Read the records and gather each line that includes "theory".
*** Record list
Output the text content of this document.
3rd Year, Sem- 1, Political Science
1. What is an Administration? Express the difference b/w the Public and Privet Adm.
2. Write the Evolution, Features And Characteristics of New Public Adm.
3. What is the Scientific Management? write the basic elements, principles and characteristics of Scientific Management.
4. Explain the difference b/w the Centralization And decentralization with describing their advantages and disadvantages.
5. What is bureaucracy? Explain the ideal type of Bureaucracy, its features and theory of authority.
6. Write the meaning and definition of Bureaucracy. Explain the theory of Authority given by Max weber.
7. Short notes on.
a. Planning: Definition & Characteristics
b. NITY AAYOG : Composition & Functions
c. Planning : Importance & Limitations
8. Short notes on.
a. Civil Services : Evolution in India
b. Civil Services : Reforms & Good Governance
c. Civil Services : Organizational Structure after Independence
******
*** Record list
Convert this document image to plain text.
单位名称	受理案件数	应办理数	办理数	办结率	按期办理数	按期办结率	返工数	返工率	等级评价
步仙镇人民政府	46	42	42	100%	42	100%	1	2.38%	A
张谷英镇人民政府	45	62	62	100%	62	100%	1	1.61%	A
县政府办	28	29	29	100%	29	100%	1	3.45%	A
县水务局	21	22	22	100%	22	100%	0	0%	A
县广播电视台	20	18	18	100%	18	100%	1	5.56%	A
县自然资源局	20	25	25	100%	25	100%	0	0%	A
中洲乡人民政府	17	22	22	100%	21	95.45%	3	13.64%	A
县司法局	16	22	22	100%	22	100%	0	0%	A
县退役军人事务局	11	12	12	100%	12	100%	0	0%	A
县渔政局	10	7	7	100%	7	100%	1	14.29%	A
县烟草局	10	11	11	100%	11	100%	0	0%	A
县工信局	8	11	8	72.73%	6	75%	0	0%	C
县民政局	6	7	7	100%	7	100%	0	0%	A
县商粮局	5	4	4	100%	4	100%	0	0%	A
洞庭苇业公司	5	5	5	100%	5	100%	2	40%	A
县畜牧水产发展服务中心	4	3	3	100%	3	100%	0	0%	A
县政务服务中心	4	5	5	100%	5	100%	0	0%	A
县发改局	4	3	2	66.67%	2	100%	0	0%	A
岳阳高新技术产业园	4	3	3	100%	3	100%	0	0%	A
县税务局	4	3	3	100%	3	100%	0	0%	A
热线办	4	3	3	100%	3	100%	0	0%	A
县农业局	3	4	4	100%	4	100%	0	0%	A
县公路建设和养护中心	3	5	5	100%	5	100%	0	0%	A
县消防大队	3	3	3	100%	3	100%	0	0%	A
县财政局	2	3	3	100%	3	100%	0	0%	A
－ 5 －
******
*** Record list
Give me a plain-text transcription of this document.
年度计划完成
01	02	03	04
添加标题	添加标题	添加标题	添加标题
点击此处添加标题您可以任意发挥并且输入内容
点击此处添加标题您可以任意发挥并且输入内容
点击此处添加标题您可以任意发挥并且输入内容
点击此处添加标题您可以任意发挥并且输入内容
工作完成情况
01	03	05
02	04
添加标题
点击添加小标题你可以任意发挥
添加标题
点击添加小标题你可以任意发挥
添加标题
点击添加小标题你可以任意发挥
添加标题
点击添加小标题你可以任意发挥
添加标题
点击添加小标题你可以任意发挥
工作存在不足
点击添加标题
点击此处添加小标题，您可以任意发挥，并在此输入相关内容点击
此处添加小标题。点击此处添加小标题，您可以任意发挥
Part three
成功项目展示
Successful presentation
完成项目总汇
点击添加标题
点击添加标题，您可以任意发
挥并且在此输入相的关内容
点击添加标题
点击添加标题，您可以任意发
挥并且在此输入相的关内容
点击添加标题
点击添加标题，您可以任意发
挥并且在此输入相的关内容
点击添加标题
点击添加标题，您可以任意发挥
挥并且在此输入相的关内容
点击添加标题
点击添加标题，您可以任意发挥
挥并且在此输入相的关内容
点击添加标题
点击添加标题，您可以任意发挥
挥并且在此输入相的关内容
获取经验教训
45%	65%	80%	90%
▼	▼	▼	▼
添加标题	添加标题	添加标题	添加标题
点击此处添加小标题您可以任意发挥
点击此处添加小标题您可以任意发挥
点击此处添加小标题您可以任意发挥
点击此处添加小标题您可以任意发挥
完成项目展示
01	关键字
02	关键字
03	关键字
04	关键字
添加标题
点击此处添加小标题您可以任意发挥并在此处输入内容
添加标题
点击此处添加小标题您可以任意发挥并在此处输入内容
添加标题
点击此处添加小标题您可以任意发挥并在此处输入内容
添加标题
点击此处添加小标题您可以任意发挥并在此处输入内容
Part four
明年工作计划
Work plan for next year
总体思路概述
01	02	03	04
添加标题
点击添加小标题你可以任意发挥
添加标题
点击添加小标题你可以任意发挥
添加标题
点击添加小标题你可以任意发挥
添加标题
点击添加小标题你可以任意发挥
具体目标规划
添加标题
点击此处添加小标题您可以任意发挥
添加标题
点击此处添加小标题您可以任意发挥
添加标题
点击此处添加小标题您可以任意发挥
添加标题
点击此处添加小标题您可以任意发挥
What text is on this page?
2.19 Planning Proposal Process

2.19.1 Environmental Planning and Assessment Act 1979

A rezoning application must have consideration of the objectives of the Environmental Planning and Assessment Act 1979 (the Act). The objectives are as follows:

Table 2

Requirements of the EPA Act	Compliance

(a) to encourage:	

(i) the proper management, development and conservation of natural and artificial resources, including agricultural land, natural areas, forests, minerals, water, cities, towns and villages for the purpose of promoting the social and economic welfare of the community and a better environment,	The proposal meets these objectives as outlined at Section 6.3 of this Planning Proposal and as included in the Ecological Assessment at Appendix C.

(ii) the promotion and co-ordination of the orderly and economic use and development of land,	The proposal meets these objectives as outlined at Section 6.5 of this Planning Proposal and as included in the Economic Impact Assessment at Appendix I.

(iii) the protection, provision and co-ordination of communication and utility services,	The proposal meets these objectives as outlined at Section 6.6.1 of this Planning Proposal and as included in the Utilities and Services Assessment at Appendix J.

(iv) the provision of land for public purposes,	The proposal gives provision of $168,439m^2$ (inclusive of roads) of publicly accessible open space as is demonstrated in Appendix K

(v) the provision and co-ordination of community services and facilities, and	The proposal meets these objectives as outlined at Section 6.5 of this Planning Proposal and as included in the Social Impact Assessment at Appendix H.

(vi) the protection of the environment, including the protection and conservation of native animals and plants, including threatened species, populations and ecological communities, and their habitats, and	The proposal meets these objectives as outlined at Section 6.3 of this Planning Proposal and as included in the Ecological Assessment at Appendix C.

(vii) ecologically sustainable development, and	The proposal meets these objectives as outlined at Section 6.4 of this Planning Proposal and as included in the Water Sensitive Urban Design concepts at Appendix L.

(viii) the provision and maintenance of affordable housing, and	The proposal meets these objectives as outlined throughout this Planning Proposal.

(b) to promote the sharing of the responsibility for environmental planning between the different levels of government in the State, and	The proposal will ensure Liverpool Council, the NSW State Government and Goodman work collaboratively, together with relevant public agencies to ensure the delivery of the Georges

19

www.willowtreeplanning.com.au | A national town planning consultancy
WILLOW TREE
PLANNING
******
■ Full response:
5. What is bureaucracy? Explain the ideal type of Bureaucracy, its features and theory of authority.
6. Write the meaning and definition of Bureaucracy. Explain the theory of Authority given by Max weber.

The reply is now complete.